[THE REQUEST] In the data, extract each line that holds the string "verified".

[DATA SHOWN]
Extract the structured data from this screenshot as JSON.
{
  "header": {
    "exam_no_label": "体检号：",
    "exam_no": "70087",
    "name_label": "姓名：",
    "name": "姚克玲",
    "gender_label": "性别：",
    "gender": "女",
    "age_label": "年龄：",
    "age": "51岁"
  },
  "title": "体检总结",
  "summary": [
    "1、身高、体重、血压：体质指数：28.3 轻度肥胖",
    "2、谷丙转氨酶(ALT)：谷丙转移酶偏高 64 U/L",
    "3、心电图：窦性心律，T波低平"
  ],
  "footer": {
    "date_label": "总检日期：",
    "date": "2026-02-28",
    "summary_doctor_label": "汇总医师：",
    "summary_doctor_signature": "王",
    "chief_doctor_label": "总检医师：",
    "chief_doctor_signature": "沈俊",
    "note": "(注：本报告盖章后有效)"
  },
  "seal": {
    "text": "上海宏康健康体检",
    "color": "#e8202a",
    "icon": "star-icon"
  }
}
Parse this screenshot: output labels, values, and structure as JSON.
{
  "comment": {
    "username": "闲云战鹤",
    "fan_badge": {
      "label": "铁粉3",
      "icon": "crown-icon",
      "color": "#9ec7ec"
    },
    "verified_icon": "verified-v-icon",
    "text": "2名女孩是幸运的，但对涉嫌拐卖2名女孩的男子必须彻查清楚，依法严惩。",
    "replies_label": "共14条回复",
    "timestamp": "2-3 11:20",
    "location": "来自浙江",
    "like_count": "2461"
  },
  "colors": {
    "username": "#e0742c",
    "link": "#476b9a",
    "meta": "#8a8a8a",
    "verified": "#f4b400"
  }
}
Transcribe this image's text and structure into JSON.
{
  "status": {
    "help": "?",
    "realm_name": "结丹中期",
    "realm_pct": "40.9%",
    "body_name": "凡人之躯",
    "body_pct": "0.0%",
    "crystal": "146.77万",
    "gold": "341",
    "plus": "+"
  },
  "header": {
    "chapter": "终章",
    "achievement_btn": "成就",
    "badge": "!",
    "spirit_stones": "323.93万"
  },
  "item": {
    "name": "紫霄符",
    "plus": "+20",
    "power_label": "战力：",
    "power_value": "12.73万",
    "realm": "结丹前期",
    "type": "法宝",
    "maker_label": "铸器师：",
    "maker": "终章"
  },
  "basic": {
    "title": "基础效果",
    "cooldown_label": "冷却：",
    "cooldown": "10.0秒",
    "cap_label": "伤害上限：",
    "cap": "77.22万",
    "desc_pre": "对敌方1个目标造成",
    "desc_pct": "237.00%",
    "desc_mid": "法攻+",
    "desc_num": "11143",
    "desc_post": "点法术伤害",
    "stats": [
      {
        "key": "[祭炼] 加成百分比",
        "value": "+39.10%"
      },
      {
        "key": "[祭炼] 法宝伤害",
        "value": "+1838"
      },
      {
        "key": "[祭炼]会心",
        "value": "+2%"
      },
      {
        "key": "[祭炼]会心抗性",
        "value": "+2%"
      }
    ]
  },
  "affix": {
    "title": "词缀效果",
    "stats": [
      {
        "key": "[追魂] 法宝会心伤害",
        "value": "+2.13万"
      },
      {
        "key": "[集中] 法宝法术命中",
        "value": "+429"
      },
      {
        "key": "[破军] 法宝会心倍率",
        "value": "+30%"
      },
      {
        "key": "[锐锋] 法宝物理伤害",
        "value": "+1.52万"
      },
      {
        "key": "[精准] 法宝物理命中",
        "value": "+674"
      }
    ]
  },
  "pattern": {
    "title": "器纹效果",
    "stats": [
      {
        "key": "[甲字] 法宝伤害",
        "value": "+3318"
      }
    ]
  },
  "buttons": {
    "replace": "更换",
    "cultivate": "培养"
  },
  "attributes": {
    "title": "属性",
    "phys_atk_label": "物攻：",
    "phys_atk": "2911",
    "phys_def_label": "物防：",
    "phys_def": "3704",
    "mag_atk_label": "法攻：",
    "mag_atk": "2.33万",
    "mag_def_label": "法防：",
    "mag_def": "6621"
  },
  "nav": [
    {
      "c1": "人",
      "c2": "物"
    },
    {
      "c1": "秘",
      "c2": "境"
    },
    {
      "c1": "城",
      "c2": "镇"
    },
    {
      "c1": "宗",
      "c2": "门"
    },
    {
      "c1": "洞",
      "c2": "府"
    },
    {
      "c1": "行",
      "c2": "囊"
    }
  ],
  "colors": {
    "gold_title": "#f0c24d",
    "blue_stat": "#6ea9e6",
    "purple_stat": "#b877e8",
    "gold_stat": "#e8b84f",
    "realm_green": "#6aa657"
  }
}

[FINAL RESULT]
    "verified_icon": "verified-v-icon",
    "verified": "#f4b400"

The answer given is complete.